◆ Written task
Copy everything in the data below exactly except the pictures.

◆ Input rows
•••••
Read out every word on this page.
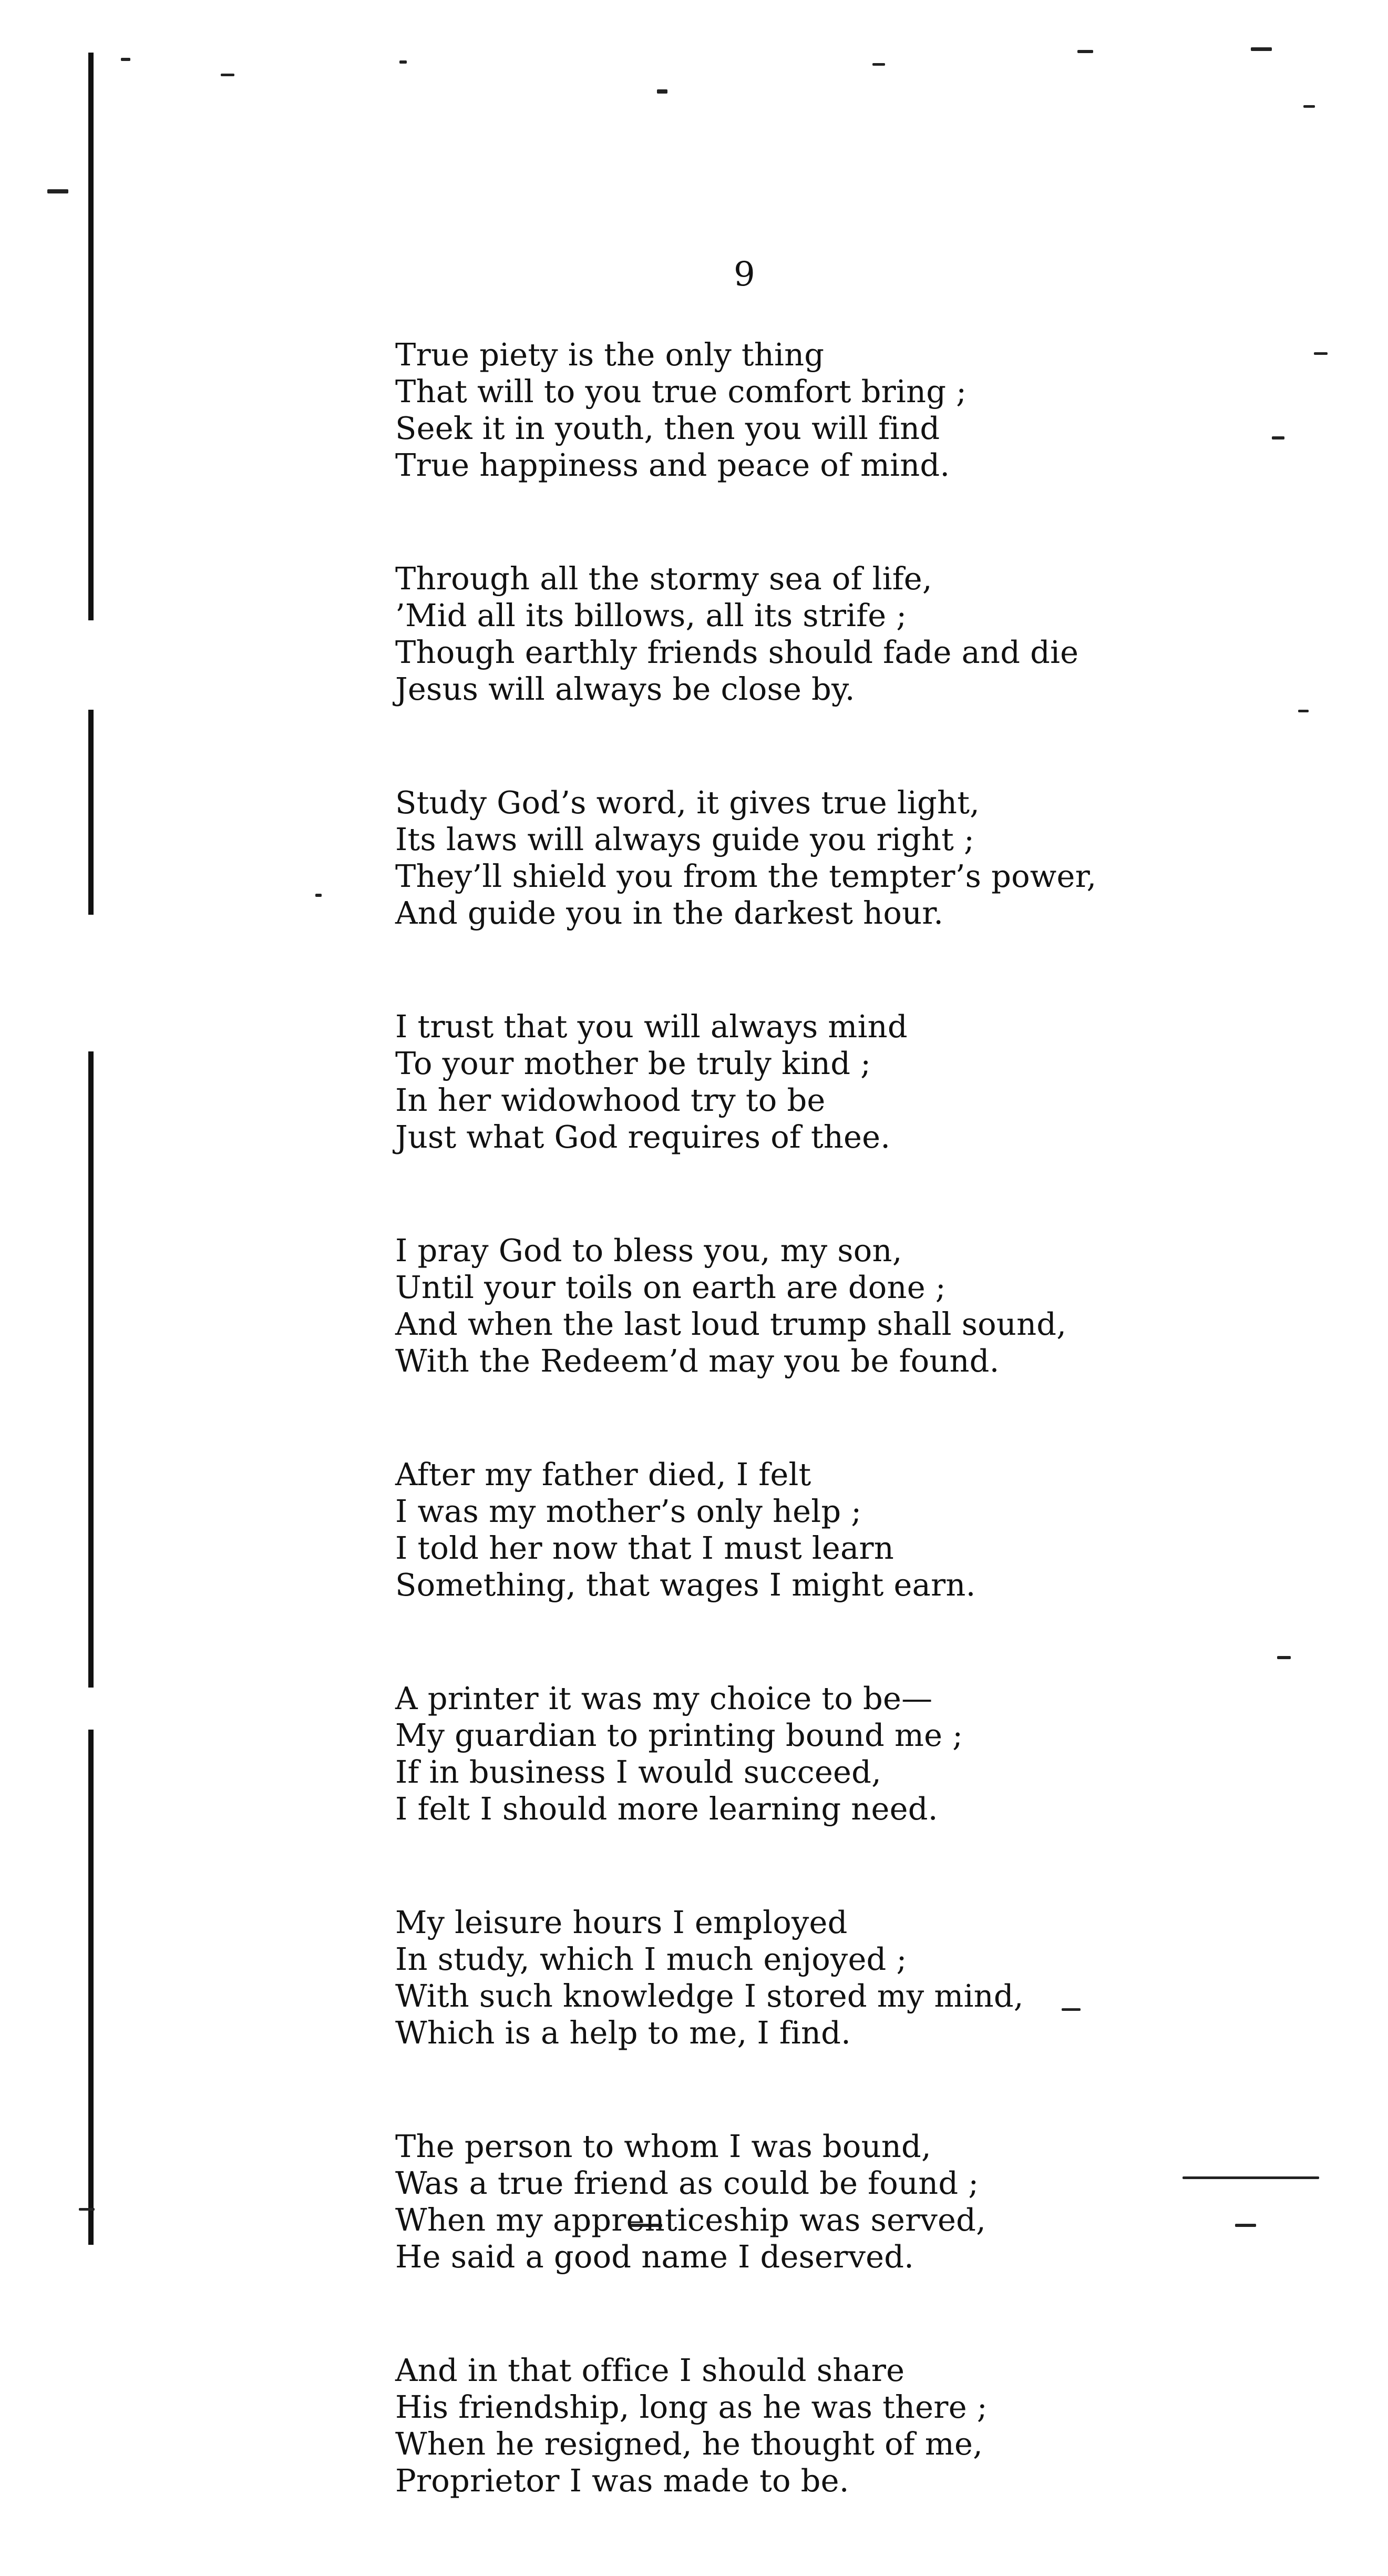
9
True piety is the only thing
That will to you true comfort bring ;
Seek it in youth, then you will find
True happiness and peace of mind.
Through all the stormy sea of life,
’Mid all its billows, all its strife ;
Though earthly friends should fade and die
Jesus will always be close by.
Study God’s word, it gives true light,
Its laws will always guide you right ;
They’ll shield you from the tempter’s power,
And guide you in the darkest hour.
I trust that you will always mind
To your mother be truly kind ;
In her widowhood try to be
Just what God requires of thee.
I pray God to bless you, my son,
Until your toils on earth are done ;
And when the last loud trump shall sound,
With the Redeem’d may you be found.
After my father died, I felt
I was my mother’s only help ;
I told her now that I must learn
Something, that wages I might earn.
A printer it was my choice to be—
My guardian to printing bound me ;
If in business I would succeed,
I felt I should more learning need.
My leisure hours I employed
In study, which I much enjoyed ;
With such knowledge I stored my mind,
Which is a help to me, I find.
The person to whom I was bound,
Was a true friend as could be found ;
When my apprenticeship was served,
He said a good name I deserved.
And in that office I should share
His friendship, long as he was there ;
When he resigned, he thought of me,
Proprietor I was made to be.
•••••
◆ Exercise output
Read out every word on this page.
9
True piety is the only thing
That will to you true comfort bring ;
Seek it in youth, then you will find
True happiness and peace of mind.
Through all the stormy sea of life,
’Mid all its billows, all its strife ;
Though earthly friends should fade and die
Jesus will always be close by.
Study God’s word, it gives true light,
Its laws will always guide you right ;
They’ll shield you from the tempter’s power,
And guide you in the darkest hour.
I trust that you will always mind
To your mother be truly kind ;
In her widowhood try to be
Just what God requires of thee.
I pray God to bless you, my son,
Until your toils on earth are done ;
And when the last loud trump shall sound,
With the Redeem’d may you be found.
After my father died, I felt
I was my mother’s only help ;
I told her now that I must learn
Something, that wages I might earn.
A printer it was my choice to be—
My guardian to printing bound me ;
If in business I would succeed,
I felt I should more learning need.
My leisure hours I employed
In study, which I much enjoyed ;
With such knowledge I stored my mind,
Which is a help to me, I find.
The person to whom I was bound,
Was a true friend as could be found ;
When my apprenticeship was served,
He said a good name I deserved.
And in that office I should share
His friendship, long as he was there ;
When he resigned, he thought of me,
Proprietor I was made to be.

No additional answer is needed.